#### Texte sélectionné:
++++++++
Cette pratique est décrite dans L’homme musicien. « Démonter les œuvres pour en extraire des motifs caractéristiques, des objets musicaux remarquables à la perception. L’ « omniste » va alors jouer librement ces motifs, passer de l’un à l’autre, les superposer, créer d’innombrables configurations… « Quel rapport avec l’œuvre, celle dont on a extrait ces objets ? Aucun, ou très indirect, en apparence, puisque la forme de l’œuvre n’est pas respectée. La continuité même de l’œuvre, le fil conducteur sont bouleversés. Au lieu d’avancer dans le temps comme le compositeur, l’omniste va et vient. « Et pourtant cet exercice, pour iconoclaste qu’il paraisse, est une manière de se frayer un chemin à l’intérieur d’une œuvre difficile à entendre, afin de mieux ressentir, par la répétition et l’imprégnation, la nature et la qualité des motifs, de les mémoriser. De les éprouver, par l’oreille et par le geste. »
++++++++
#### Données disponibles:
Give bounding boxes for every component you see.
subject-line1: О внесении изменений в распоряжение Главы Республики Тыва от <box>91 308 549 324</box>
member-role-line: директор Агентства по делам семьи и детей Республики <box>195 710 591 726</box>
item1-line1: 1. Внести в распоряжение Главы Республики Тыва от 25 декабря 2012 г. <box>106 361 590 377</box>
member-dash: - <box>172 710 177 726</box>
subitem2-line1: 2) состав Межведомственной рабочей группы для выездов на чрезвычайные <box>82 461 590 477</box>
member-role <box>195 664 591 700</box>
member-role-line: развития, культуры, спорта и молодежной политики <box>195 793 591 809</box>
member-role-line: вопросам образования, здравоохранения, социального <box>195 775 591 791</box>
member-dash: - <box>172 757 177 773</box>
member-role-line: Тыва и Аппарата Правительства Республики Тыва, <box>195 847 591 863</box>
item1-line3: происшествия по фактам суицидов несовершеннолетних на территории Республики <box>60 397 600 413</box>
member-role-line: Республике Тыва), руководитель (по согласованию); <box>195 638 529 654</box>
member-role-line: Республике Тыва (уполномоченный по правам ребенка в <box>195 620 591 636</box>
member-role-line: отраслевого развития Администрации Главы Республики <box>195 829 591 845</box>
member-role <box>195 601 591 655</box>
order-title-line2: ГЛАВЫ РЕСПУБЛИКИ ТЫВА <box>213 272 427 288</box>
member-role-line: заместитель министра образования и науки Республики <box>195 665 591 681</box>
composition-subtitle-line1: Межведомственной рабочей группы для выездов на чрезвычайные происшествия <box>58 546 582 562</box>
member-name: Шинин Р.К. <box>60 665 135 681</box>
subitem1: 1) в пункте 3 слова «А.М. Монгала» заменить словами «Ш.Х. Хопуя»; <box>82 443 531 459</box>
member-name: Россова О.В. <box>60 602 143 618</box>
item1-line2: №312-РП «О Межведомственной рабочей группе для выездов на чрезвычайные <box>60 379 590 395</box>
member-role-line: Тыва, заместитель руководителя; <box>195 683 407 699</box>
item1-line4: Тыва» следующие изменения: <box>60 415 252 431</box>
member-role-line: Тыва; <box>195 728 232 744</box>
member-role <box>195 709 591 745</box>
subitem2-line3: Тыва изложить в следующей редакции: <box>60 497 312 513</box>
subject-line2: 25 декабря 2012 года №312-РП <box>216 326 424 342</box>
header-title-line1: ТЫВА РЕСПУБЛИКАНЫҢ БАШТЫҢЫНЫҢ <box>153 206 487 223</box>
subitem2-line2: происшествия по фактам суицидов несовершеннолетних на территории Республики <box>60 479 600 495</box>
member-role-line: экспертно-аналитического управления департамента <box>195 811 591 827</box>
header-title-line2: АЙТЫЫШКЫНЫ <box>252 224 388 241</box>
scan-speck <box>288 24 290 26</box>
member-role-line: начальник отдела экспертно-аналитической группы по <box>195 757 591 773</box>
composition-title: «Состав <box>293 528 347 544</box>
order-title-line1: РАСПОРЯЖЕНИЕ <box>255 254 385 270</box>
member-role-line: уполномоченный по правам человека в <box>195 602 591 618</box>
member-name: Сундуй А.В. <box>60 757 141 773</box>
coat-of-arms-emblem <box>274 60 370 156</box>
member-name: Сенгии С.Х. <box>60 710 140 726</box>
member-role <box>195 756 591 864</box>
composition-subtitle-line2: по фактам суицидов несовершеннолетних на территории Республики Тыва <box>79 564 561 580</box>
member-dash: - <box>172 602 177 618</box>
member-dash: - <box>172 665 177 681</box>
++++++++
#### Tâches proposées:
• A. Présentez sous forme de liste le paragraphe du texte sélectionné commençant par « Cette pratique est décrite dans L’homme musicien ». Conservez-en les faits essentiels.
• B. Prolongez le texte sélectionné à partir de sa dernière phrase.

#### Réponses:
• A.
- La pratique est décrite dans L’homme musicien.
- Elle consiste à démonter les œuvres pour en extraire des motifs caractéristiques, des objets musicaux remarquables à la perception.
- L’« omniste » joue librement ces motifs. Il passe de l’un à l’autre, les superpose et crée d’innombrables configurations.
- En apparence, le rapport avec l’œuvre d’origine est nul ou très indirect. La forme de l’œuvre n’est pas respectée, et sa continuité comme son fil conducteur sont bouleversés.
- Au lieu d’avancer dans le temps comme le compositeur, l’omniste va et vient.
- Cet exercice, pour iconoclaste qu’il paraisse, permet de se frayer un chemin à l’intérieur d’une œuvre difficile à entendre.
- Par la répétition et l’imprégnation, on ressent mieux la nature et la qualité des motifs. On les mémorise et on les éprouve par l’oreille et par le geste.

• B.
Seront présentés et brièvement analysés des éléments extraits de la Sequenza pour hautbois de Luciano Berio et de Intégrales de Varèse, constituant deux programmes de jeu distincts.

François PACHET
-  15h30 - 16h00
-  Responsable de la recherche musicale chez Sony CSL
-  L'Ecoute Active : des boutons technologiques aux contrôles sémantiques
-  La notion d'écoute active développée a Sony CSL est fondée sur l'idée que la participation active de l'auditeur de musique permet d'envisager de nouveaux modes d'écoute qui peuvent enrichir l'expérience musicale, voire la rendre possible dans notre contexte actuel d'ultra numérisation. Le problème crucial que nous abordons est celui du contrôle : quels moyens d'action peut-on donner à l'auditeur pour que ses actions sur la musique écoutée aient un sens ?

Partant du constat que les moyens d'actions traditionnels sont déterminés par des contingences purement techniques, nous développons des moyens de contrôles dotés de sémantiques. Nous montrerons par exemple comment le système MusicSpace permet à un auditeur non-spécialiste d'engendrer des mixages interactifs sophistiqués à l'aide d'actions intuitives, voire naïves.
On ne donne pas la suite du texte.